* _A block of data_
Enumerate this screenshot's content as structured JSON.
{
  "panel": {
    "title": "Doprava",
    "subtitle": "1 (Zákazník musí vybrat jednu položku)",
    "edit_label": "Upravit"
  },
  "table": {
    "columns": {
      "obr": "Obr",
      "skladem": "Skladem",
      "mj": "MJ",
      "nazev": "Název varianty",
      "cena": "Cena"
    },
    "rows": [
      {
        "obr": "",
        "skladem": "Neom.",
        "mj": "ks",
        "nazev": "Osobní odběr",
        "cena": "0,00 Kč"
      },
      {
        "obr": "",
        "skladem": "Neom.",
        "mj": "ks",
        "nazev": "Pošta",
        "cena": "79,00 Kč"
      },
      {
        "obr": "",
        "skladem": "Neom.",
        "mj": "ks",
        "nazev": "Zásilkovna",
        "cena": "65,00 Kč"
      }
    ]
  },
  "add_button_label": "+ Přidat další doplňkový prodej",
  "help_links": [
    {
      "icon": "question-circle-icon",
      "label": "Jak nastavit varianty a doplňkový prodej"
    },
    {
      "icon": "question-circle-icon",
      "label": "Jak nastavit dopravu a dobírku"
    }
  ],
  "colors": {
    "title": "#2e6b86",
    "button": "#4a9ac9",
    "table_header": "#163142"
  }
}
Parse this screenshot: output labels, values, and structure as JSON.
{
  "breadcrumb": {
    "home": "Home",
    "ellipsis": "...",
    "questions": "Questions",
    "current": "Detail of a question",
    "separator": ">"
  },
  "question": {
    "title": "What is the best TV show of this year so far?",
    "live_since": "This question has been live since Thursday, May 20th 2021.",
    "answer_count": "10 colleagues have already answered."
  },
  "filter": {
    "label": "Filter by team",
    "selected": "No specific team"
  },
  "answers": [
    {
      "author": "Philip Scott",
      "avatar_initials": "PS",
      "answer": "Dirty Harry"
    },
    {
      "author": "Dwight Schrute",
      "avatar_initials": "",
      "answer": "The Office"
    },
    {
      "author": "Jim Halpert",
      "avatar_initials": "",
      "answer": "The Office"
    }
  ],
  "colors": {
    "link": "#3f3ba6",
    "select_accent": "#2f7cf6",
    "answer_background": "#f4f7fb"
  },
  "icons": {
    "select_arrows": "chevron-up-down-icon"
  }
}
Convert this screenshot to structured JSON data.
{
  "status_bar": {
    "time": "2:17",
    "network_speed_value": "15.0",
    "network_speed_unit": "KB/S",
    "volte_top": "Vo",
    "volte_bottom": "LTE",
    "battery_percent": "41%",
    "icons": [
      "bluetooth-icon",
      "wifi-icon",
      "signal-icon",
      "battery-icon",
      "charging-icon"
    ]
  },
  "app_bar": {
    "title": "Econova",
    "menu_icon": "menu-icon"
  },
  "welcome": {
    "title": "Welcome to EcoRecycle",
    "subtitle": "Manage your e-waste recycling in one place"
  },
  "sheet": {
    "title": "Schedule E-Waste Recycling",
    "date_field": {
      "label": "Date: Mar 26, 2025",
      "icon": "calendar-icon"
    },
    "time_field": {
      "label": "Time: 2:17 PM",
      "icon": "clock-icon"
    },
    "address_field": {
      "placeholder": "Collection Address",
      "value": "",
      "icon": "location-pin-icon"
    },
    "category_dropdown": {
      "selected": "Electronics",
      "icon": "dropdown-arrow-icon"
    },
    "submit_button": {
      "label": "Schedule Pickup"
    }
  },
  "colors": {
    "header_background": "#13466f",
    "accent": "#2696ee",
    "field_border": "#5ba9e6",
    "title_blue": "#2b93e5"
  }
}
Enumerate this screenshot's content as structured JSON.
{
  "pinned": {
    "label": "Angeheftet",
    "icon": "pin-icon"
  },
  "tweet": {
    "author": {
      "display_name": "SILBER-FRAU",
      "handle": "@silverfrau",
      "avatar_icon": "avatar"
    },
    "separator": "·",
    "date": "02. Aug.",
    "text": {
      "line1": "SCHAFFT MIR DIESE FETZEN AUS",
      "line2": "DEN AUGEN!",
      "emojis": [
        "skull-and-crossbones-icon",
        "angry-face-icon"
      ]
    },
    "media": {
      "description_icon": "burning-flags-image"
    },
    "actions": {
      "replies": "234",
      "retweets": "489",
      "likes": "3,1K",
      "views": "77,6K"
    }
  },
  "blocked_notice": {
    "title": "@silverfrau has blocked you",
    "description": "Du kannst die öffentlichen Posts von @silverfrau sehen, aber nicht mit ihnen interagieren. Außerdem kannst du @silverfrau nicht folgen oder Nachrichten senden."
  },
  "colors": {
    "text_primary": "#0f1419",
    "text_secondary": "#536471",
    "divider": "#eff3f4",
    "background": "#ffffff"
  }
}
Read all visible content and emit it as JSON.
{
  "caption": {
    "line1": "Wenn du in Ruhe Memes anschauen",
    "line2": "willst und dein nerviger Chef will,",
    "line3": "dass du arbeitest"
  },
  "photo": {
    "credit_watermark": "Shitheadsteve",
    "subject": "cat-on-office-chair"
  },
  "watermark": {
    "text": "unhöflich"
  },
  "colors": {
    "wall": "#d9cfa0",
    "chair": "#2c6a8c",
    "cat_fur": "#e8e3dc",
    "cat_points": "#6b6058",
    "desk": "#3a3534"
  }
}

* _Task_
Copy every line of the material in which the word "silverfrau" occurs.

* _Response to the exercise_
      "handle": "@silverfrau",
    "title": "@silverfrau has blocked you",
    "description": "Du kannst die öffentlichen Posts von @silverfrau sehen, aber nicht mit ihnen interagieren. Außerdem kannst du @silverfrau nicht folgen oder Nachrichten senden."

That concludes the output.